DATA TO PROCESS:
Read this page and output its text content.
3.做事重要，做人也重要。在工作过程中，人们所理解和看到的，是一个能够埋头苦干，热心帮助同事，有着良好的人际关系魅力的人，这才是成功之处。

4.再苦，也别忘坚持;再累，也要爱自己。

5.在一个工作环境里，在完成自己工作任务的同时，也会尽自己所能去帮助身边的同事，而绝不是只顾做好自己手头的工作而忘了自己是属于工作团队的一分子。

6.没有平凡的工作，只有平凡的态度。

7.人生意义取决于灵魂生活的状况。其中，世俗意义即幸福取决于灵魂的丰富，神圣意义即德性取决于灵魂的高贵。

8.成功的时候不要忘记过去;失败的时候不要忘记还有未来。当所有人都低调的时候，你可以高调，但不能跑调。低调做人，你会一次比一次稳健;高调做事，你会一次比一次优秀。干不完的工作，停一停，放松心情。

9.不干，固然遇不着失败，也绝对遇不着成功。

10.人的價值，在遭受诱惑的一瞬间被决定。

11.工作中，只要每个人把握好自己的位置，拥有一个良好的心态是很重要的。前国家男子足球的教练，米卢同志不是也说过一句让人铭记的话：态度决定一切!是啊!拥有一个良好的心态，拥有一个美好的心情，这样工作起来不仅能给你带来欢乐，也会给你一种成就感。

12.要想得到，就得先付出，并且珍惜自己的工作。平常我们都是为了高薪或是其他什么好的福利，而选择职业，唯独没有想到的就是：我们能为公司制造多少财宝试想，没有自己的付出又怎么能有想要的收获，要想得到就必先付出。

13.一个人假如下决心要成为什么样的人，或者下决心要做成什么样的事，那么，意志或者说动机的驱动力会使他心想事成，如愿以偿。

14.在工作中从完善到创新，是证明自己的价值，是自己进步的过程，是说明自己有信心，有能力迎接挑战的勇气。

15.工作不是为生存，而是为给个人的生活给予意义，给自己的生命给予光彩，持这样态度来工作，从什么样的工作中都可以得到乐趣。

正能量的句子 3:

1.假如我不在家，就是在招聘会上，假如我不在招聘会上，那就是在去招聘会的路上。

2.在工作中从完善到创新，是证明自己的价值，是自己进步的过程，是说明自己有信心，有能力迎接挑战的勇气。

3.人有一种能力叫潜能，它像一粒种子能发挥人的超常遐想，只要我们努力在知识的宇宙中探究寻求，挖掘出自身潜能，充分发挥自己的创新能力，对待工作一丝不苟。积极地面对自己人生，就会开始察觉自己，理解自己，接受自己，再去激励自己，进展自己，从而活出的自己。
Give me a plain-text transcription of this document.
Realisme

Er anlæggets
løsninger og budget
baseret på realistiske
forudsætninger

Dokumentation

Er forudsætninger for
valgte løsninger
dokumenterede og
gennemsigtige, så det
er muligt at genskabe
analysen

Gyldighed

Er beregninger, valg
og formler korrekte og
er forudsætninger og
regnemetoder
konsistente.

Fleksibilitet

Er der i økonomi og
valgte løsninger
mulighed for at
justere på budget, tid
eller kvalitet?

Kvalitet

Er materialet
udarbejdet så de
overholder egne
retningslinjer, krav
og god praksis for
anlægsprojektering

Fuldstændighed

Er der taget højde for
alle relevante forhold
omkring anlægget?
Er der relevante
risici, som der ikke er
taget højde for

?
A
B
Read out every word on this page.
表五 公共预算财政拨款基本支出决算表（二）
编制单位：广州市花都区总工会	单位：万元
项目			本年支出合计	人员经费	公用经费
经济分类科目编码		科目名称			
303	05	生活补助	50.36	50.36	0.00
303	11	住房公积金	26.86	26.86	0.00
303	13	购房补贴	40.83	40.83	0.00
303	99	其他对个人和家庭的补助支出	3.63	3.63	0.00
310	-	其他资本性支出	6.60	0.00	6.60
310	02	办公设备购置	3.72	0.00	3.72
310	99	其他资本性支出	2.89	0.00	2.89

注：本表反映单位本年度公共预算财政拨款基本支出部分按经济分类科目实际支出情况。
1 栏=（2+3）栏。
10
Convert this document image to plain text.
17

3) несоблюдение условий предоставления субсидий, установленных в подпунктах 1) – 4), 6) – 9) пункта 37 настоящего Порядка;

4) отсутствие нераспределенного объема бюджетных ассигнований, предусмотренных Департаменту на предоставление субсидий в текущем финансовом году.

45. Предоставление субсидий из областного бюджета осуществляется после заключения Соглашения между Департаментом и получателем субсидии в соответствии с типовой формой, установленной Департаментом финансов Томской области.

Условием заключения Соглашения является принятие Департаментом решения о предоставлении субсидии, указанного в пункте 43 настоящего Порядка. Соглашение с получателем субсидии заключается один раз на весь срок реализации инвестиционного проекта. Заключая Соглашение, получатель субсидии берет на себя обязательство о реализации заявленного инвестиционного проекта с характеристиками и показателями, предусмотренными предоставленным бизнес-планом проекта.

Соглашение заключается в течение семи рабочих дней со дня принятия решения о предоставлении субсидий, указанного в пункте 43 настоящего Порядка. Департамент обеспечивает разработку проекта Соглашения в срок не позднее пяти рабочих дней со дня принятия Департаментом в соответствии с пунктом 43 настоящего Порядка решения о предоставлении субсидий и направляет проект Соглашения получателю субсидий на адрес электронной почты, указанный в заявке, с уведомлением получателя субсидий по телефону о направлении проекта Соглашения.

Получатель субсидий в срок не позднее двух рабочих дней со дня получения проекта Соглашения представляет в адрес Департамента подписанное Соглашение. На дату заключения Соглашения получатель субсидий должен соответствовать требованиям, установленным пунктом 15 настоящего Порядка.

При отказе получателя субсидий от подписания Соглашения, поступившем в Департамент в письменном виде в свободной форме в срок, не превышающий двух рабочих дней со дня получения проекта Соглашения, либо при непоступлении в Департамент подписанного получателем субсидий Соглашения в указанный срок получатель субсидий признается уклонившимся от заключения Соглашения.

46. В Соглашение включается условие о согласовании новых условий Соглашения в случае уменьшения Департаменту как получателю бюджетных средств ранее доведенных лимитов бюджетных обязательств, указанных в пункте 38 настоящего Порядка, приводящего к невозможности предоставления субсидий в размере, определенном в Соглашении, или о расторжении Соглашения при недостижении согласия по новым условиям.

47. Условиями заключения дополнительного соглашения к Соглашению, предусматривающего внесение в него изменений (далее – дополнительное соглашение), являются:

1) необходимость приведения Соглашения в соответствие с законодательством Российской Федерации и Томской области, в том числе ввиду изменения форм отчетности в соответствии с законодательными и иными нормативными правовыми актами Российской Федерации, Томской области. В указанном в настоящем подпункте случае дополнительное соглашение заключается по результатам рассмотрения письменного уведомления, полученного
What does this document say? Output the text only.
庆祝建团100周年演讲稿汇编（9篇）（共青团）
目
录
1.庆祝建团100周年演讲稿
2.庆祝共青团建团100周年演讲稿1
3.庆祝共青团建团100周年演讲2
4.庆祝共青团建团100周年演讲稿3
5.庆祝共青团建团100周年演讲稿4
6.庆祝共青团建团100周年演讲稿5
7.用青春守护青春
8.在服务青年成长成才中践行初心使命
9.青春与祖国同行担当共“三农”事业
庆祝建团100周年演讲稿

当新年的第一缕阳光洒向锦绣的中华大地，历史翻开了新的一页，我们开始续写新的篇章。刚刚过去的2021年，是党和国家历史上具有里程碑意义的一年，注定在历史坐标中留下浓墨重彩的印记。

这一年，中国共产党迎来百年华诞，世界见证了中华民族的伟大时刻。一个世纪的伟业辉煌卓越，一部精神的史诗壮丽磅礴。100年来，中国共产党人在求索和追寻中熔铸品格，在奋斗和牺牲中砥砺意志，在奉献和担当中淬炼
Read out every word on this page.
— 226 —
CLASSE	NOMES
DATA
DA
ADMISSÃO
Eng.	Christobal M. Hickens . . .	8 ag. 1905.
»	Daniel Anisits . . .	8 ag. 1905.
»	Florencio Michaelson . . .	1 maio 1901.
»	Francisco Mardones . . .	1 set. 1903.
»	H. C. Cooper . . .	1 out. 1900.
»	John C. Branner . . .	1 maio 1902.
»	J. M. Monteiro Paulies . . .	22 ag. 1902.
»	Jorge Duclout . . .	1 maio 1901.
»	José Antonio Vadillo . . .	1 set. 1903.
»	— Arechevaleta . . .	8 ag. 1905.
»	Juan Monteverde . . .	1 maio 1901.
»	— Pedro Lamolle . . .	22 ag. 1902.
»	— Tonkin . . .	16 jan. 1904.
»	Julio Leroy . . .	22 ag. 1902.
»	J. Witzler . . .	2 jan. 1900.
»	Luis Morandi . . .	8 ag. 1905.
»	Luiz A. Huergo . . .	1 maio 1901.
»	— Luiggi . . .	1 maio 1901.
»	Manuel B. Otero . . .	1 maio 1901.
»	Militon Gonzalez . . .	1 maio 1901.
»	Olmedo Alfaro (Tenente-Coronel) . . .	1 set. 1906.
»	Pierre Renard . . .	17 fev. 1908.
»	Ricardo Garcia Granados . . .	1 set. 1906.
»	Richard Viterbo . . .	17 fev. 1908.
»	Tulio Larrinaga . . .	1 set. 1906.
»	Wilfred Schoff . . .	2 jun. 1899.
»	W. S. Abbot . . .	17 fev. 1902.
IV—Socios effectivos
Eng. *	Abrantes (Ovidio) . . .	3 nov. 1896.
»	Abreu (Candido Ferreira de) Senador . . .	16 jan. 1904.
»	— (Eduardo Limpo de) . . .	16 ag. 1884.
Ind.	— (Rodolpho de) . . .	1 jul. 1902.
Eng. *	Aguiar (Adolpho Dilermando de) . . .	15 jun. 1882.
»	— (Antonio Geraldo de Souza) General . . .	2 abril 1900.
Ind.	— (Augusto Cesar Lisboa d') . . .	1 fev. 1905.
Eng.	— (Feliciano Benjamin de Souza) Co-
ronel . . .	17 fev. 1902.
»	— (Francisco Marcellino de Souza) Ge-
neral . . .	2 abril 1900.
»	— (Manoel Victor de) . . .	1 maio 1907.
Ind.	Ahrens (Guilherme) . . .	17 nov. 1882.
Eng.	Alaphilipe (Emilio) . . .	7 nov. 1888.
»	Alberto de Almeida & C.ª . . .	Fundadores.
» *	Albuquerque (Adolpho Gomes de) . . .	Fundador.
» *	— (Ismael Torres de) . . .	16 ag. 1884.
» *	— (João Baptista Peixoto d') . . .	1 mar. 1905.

REQUEST: Collect every line from the records above that contains the word "在工作中从完善到创新".

SOLUTION BELOW:
14.在工作中从完善到创新，是证明自己的价值，是自己进步的过程，是说明自己有信心，有能力迎接挑战的勇气。
2.在工作中从完善到创新，是证明自己的价值，是自己进步的过程，是说明自己有信心，有能力迎接挑战的勇气。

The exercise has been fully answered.